> _CONSIGNE 1_
Reprenez le passage de l'extrait sur le conflit syrien en commençant à "Située dans le" et en terminant à "réelle du pays.", et substituez "Ankara" à "Téhéran".

> _EXTRAIT CHOISI_
Plus de sept ans après le début du conflit syrien et alors que l’aviation russe et les forces du gouvernement syrien ont entamé le pilonnage d’Idlib, dernière province tenue par les rebelles djihadistes, Aleteia fait le point sur la situation avec Caroline Galactéros, docteur en science politique, ancien auditeur de l’IHEDN et colonel au sein de la réserve opérationnelle.
Située dans le nord-ouest de la Syrie, Idlib est la dernière province contrôlée par les rebelles. Depuis plusieurs jours, malgré les mises en garde et protestations des pays occidentaux et de l’ONU, Damas, Moscou et Téhéran procèdent au pilonnage de la zone. Alors que le Conseil de sécurité de l’ONU se réunissait une nouvelle fois ce 11 septembre à la demande de la Russie, Caroline Galactéros, docteur en science politique, ancien auditeur de l’IHEDN et colonel au sein de la réserve opérationnelle, revient pour Aleteia sur la situation réelle du pays.
Aleteia : Malgré des poches de résistance, notamment celle de la province d’Idlib, Bachar Al-Assad sort apparemment victorieux de ce conflit armé… Quelle est votre appréciation sur la situation réelle du pays ?

> _CONSIGNE 2_
Recopiez à l'identique les lignes de la liste, en commençant à la ligne qui contient "Localize 22 of" et en terminant à celle qui contient "slice-label: Factoring (302, 56, 385, 76)".

> _LISTES FOURNIES_

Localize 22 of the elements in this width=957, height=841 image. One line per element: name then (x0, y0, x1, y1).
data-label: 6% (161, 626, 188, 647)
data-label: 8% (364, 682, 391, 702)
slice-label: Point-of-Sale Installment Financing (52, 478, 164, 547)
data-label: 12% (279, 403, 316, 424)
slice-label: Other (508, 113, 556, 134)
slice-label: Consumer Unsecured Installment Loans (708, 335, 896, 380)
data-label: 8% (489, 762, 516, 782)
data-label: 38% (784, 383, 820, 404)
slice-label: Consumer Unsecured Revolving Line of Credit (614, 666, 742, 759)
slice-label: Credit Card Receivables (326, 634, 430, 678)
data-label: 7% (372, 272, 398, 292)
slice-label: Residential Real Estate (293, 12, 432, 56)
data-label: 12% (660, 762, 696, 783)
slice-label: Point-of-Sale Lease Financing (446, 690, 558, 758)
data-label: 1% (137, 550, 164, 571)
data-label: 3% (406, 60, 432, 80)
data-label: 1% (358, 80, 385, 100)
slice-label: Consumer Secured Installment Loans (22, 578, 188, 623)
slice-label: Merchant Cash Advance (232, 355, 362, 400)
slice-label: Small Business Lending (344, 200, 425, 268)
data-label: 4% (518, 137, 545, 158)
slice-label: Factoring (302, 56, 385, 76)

...

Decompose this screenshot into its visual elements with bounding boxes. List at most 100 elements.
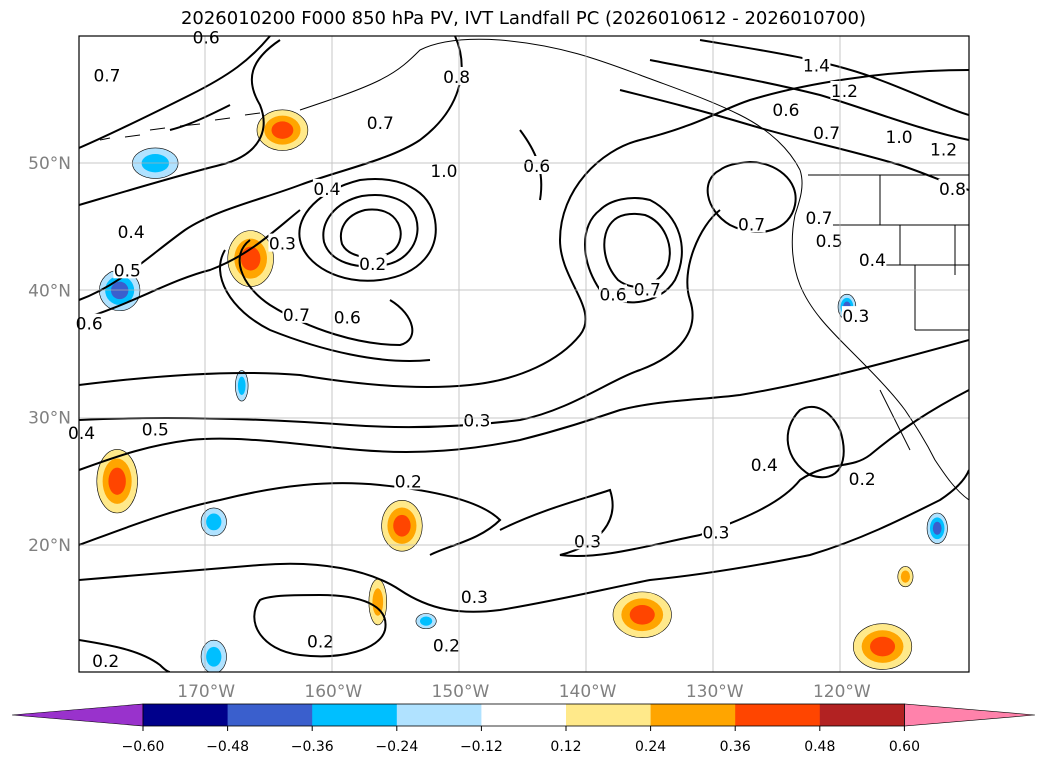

> _RÉPONSE RÉDIGÉE 1_
Située dans le nord-ouest de la Syrie, Idlib est la dernière province contrôlée par les rebelles. Depuis plusieurs jours, malgré les mises en garde et protestations des pays occidentaux et de l’ONU, Damas, Moscou et Ankara procèdent au pilonnage de la zone. Alors que le Conseil de sécurité de l’ONU se réunissait une nouvelle fois ce 11 septembre à la demande de la Russie, Caroline Galactéros, docteur en science politique, ancien auditeur de l’IHEDN et colonel au sein de la réserve opérationnelle, revient pour Aleteia sur la situation réelle du pays.

> _RÉPONSE RÉDIGÉE 2_
Localize 22 of the elements in this width=957, height=841 image. One line per element: name then (x0, y0, x1, y1).
data-label: 6% (161, 626, 188, 647)
data-label: 8% (364, 682, 391, 702)
slice-label: Point-of-Sale Installment Financing (52, 478, 164, 547)
data-label: 12% (279, 403, 316, 424)
slice-label: Other (508, 113, 556, 134)
slice-label: Consumer Unsecured Installment Loans (708, 335, 896, 380)
data-label: 8% (489, 762, 516, 782)
data-label: 38% (784, 383, 820, 404)
slice-label: Consumer Unsecured Revolving Line of Credit (614, 666, 742, 759)
slice-label: Credit Card Receivables (326, 634, 430, 678)
data-label: 7% (372, 272, 398, 292)
slice-label: Residential Real Estate (293, 12, 432, 56)
data-label: 12% (660, 762, 696, 783)
slice-label: Point-of-Sale Lease Financing (446, 690, 558, 758)
data-label: 1% (137, 550, 164, 571)
data-label: 3% (406, 60, 432, 80)
data-label: 1% (358, 80, 385, 100)
slice-label: Consumer Secured Installment Loans (22, 578, 188, 623)
slice-label: Merchant Cash Advance (232, 355, 362, 400)
slice-label: Small Business Lending (344, 200, 425, 268)
data-label: 4% (518, 137, 545, 158)
slice-label: Factoring (302, 56, 385, 76)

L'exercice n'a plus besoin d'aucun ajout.